▶

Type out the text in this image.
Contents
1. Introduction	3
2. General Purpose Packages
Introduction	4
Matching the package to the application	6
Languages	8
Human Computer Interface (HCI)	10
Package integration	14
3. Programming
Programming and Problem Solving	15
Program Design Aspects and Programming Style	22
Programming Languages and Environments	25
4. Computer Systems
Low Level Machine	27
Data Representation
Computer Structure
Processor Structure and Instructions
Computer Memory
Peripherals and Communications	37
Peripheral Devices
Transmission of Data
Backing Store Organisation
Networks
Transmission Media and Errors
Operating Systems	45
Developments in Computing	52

◀
▶

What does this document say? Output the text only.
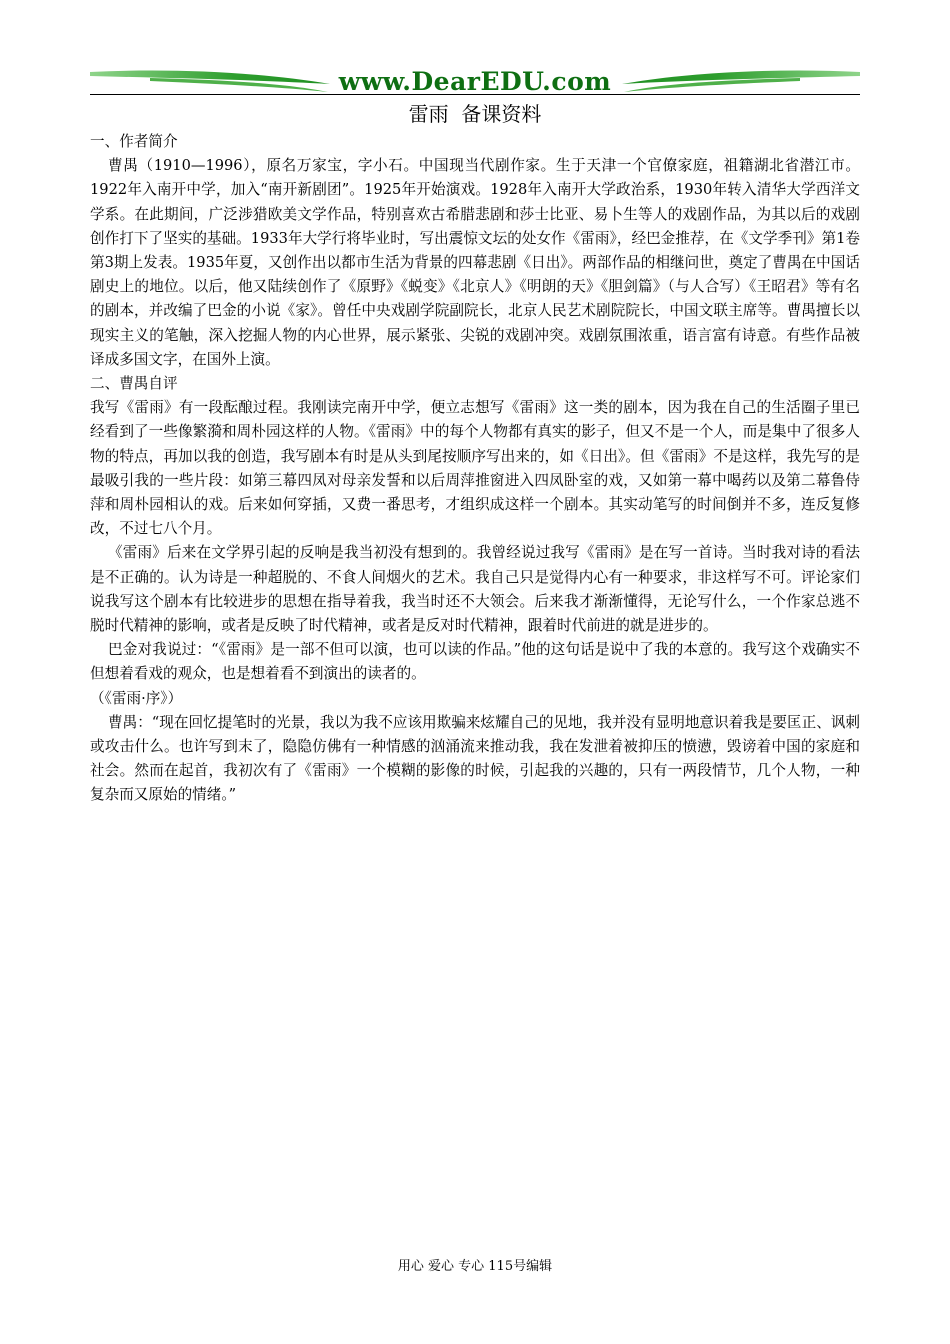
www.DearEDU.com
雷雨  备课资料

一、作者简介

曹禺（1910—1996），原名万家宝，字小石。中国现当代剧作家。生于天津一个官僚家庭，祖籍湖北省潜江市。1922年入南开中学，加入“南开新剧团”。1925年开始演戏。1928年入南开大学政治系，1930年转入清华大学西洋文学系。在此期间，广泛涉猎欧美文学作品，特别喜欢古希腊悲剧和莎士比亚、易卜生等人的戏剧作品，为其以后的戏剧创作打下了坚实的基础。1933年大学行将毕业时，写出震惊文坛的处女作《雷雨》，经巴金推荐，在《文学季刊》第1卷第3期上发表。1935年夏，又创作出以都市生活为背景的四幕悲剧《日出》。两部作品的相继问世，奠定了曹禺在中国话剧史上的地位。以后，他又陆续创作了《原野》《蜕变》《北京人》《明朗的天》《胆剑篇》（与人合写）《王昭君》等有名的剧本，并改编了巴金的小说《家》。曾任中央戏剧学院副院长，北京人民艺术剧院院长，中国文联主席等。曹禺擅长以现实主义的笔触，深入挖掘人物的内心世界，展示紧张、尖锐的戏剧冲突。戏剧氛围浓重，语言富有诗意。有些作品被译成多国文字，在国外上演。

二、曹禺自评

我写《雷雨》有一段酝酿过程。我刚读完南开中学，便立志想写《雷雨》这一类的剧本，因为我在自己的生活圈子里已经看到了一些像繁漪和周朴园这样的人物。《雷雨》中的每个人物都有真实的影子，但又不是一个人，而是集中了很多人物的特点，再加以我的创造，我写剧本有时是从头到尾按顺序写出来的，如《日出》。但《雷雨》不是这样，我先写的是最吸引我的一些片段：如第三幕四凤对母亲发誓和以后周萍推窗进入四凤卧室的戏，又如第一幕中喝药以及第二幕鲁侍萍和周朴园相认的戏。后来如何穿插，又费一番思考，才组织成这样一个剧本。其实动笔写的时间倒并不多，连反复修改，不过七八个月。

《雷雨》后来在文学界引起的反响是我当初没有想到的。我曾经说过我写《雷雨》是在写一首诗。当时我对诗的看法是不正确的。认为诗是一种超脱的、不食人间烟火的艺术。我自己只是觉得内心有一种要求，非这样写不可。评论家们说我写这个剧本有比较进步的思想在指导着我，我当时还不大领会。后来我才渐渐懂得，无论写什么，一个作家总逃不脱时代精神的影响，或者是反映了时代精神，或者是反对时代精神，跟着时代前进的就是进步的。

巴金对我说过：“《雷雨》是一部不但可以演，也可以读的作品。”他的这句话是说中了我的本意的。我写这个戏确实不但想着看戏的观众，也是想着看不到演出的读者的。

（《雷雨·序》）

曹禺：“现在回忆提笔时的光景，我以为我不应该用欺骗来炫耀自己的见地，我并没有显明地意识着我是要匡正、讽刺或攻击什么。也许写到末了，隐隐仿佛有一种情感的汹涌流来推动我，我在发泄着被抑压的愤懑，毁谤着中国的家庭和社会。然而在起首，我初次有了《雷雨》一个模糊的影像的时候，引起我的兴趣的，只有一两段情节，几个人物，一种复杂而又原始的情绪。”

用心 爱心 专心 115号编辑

◀

**Job**: Find the word "text" in the material, then list each line that holds it.

**Complete answer**:
Type out the text in this image.
What does this document say? Output the text only.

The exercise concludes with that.